### [The task]
Set down all of the entries word for word, omitting the images they contain.

### [Records supplied]

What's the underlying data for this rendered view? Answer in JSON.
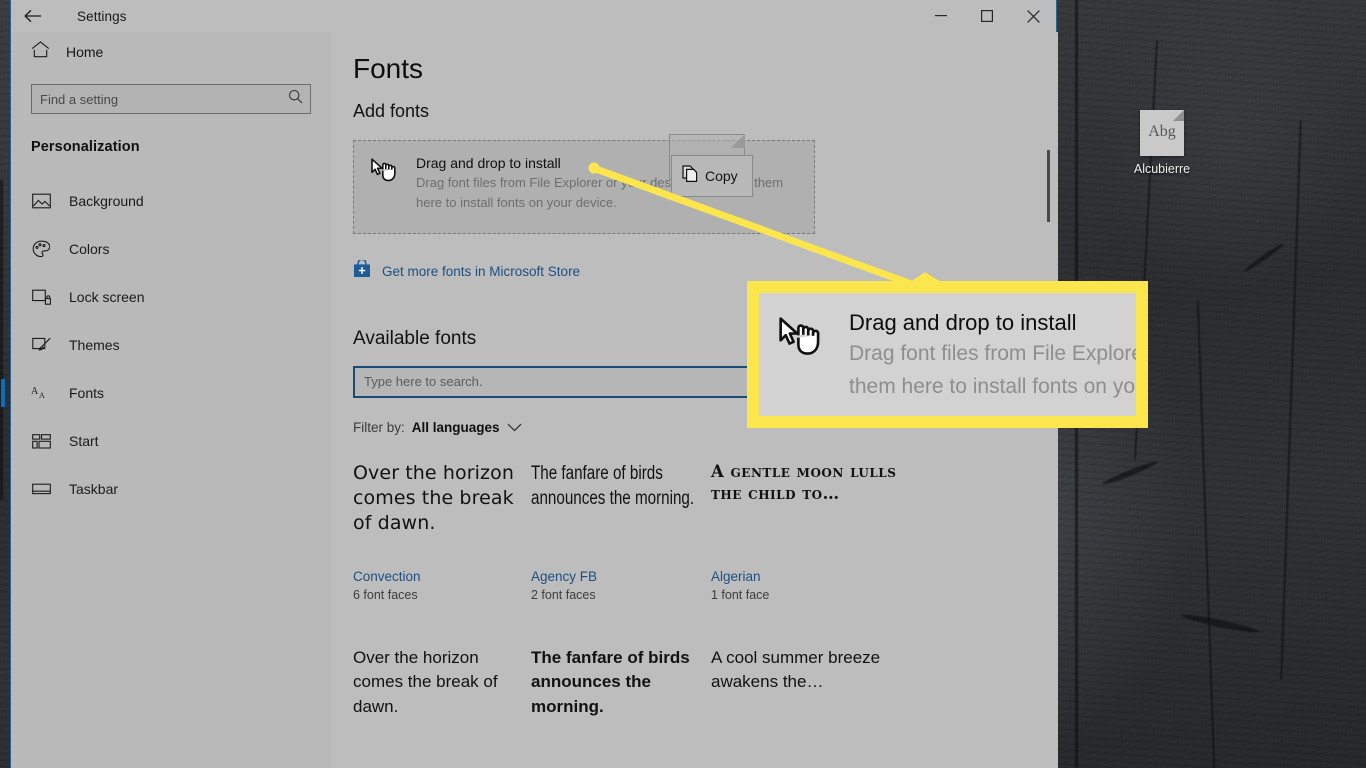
{
  "desktop": {
    "icon": {
      "label": "Alcubierre",
      "thumb_text": "Abg",
      "icon_name": "font-file-icon"
    }
  },
  "window": {
    "title": "Settings",
    "back_icon": "back-arrow-icon",
    "controls": {
      "minimize": "minimize-icon",
      "maximize": "maximize-icon",
      "close": "close-icon"
    }
  },
  "sidebar": {
    "home": {
      "label": "Home",
      "icon": "home-icon"
    },
    "search": {
      "placeholder": "Find a setting",
      "icon": "search-icon"
    },
    "category": "Personalization",
    "items": [
      {
        "label": "Background",
        "icon": "image-icon",
        "active": false
      },
      {
        "label": "Colors",
        "icon": "palette-icon",
        "active": false
      },
      {
        "label": "Lock screen",
        "icon": "lock-screen-icon",
        "active": false
      },
      {
        "label": "Themes",
        "icon": "themes-brush-icon",
        "active": false
      },
      {
        "label": "Fonts",
        "icon": "font-aa-icon",
        "active": true
      },
      {
        "label": "Start",
        "icon": "start-tiles-icon",
        "active": false
      },
      {
        "label": "Taskbar",
        "icon": "taskbar-icon",
        "active": false
      }
    ]
  },
  "main": {
    "page_title": "Fonts",
    "add_fonts_heading": "Add fonts",
    "dropzone": {
      "icon": "drag-hand-cursor-icon",
      "title": "Drag and drop to install",
      "subtitle": "Drag font files from File Explorer or your desktop and drop them here to install fonts on your device."
    },
    "store_link": {
      "label": "Get more fonts in Microsoft Store",
      "icon": "microsoft-store-icon"
    },
    "available_heading": "Available fonts",
    "font_search_placeholder": "Type here to search.",
    "filter": {
      "label": "Filter by:",
      "value": "All languages",
      "icon": "chevron-down-icon"
    },
    "font_rows": [
      [
        {
          "preview": "Over the horizon comes the break of dawn.",
          "name": "Convection",
          "faces": "6 font faces",
          "style": "f-convection"
        },
        {
          "preview": "The fanfare of birds announces the morning.",
          "name": "Agency FB",
          "faces": "2 font faces",
          "style": "f-agency"
        },
        {
          "preview": "A gentle moon lulls the child to…",
          "name": "Algerian",
          "faces": "1 font face",
          "style": "f-algerian"
        }
      ],
      [
        {
          "preview": "Over the horizon comes the break of dawn.",
          "name": "",
          "faces": "",
          "style": "f-sans"
        },
        {
          "preview": "The fanfare of birds announces the morning.",
          "name": "",
          "faces": "",
          "style": "f-bold"
        },
        {
          "preview": "A cool summer breeze awakens the…",
          "name": "",
          "faces": "",
          "style": "f-sans"
        }
      ]
    ]
  },
  "drag_operation": {
    "tooltip_label": "Copy",
    "tooltip_icon": "copy-pages-icon",
    "ghost_name": "dragged-font-file-ghost"
  },
  "callout": {
    "title": "Drag and drop to install",
    "subtitle_line1": "Drag font files from File Explore",
    "subtitle_line2": "them here to install fonts on yo",
    "icon": "drag-hand-cursor-icon",
    "accent_color": "#fbe64d"
  }
}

### [Exercise solution]
What's the underlying data for this rendered view? Answer in JSON.
{
  "desktop": {
    "icon": {
      "label": "Alcubierre",
      "thumb_text": "Abg",
      "icon_name": "font-file-icon"
    }
  },
  "window": {
    "title": "Settings",
    "back_icon": "back-arrow-icon",
    "controls": {
      "minimize": "minimize-icon",
      "maximize": "maximize-icon",
      "close": "close-icon"
    }
  },
  "sidebar": {
    "home": {
      "label": "Home",
      "icon": "home-icon"
    },
    "search": {
      "placeholder": "Find a setting",
      "icon": "search-icon"
    },
    "category": "Personalization",
    "items": [
      {
        "label": "Background",
        "icon": "image-icon",
        "active": false
      },
      {
        "label": "Colors",
        "icon": "palette-icon",
        "active": false
      },
      {
        "label": "Lock screen",
        "icon": "lock-screen-icon",
        "active": false
      },
      {
        "label": "Themes",
        "icon": "themes-brush-icon",
        "active": false
      },
      {
        "label": "Fonts",
        "icon": "font-aa-icon",
        "active": true
      },
      {
        "label": "Start",
        "icon": "start-tiles-icon",
        "active": false
      },
      {
        "label": "Taskbar",
        "icon": "taskbar-icon",
        "active": false
      }
    ]
  },
  "main": {
    "page_title": "Fonts",
    "add_fonts_heading": "Add fonts",
    "dropzone": {
      "icon": "drag-hand-cursor-icon",
      "title": "Drag and drop to install",
      "subtitle": "Drag font files from File Explorer or your desktop and drop them here to install fonts on your device."
    },
    "store_link": {
      "label": "Get more fonts in Microsoft Store",
      "icon": "microsoft-store-icon"
    },
    "available_heading": "Available fonts",
    "font_search_placeholder": "Type here to search.",
    "filter": {
      "label": "Filter by:",
      "value": "All languages",
      "icon": "chevron-down-icon"
    },
    "font_rows": [
      [
        {
          "preview": "Over the horizon comes the break of dawn.",
          "name": "Convection",
          "faces": "6 font faces",
          "style": "f-convection"
        },
        {
          "preview": "The fanfare of birds announces the morning.",
          "name": "Agency FB",
          "faces": "2 font faces",
          "style": "f-agency"
        },
        {
          "preview": "A gentle moon lulls the child to…",
          "name": "Algerian",
          "faces": "1 font face",
          "style": "f-algerian"
        }
      ],
      [
        {
          "preview": "Over the horizon comes the break of dawn.",
          "name": "",
          "faces": "",
          "style": "f-sans"
        },
        {
          "preview": "The fanfare of birds announces the morning.",
          "name": "",
          "faces": "",
          "style": "f-bold"
        },
        {
          "preview": "A cool summer breeze awakens the…",
          "name": "",
          "faces": "",
          "style": "f-sans"
        }
      ]
    ]
  },
  "drag_operation": {
    "tooltip_label": "Copy",
    "tooltip_icon": "copy-pages-icon",
    "ghost_name": "dragged-font-file-ghost"
  },
  "callout": {
    "title": "Drag and drop to install",
    "subtitle_line1": "Drag font files from File Explore",
    "subtitle_line2": "them here to install fonts on yo",
    "icon": "drag-hand-cursor-icon",
    "accent_color": "#fbe64d"
  }
}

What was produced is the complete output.